Your instructions: Your task is to restate the data word for word.

*** Input ***

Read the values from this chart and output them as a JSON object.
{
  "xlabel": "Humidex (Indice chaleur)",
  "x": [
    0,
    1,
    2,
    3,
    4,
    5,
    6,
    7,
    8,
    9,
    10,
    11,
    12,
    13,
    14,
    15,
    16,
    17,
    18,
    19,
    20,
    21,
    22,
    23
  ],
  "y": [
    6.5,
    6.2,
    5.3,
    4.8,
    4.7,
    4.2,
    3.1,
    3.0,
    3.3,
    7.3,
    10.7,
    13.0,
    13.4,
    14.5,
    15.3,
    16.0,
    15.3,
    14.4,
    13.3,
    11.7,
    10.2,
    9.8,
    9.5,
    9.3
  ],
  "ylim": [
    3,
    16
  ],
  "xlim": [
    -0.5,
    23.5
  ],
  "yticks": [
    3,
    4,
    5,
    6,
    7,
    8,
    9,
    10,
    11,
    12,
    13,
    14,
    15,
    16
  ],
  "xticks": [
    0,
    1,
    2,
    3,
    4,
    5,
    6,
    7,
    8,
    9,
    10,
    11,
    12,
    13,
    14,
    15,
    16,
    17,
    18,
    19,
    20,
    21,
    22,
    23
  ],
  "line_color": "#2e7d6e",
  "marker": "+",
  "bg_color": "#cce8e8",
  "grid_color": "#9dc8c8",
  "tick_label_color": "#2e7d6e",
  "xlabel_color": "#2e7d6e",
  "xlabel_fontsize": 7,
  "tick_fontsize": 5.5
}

***

Correct output:
Read the values from this chart and output them as a JSON object.
{
  "xlabel": "Humidex (Indice chaleur)",
  "x": [
    0,
    1,
    2,
    3,
    4,
    5,
    6,
    7,
    8,
    9,
    10,
    11,
    12,
    13,
    14,
    15,
    16,
    17,
    18,
    19,
    20,
    21,
    22,
    23
  ],
  "y": [
    6.5,
    6.2,
    5.3,
    4.8,
    4.7,
    4.2,
    3.1,
    3.0,
    3.3,
    7.3,
    10.7,
    13.0,
    13.4,
    14.5,
    15.3,
    16.0,
    15.3,
    14.4,
    13.3,
    11.7,
    10.2,
    9.8,
    9.5,
    9.3
  ],
  "ylim": [
    3,
    16
  ],
  "xlim": [
    -0.5,
    23.5
  ],
  "yticks": [
    3,
    4,
    5,
    6,
    7,
    8,
    9,
    10,
    11,
    12,
    13,
    14,
    15,
    16
  ],
  "xticks": [
    0,
    1,
    2,
    3,
    4,
    5,
    6,
    7,
    8,
    9,
    10,
    11,
    12,
    13,
    14,
    15,
    16,
    17,
    18,
    19,
    20,
    21,
    22,
    23
  ],
  "line_color": "#2e7d6e",
  "marker": "+",
  "bg_color": "#cce8e8",
  "grid_color": "#9dc8c8",
  "tick_label_color": "#2e7d6e",
  "xlabel_color": "#2e7d6e",
  "xlabel_fontsize": 7,
  "tick_fontsize": 5.5
}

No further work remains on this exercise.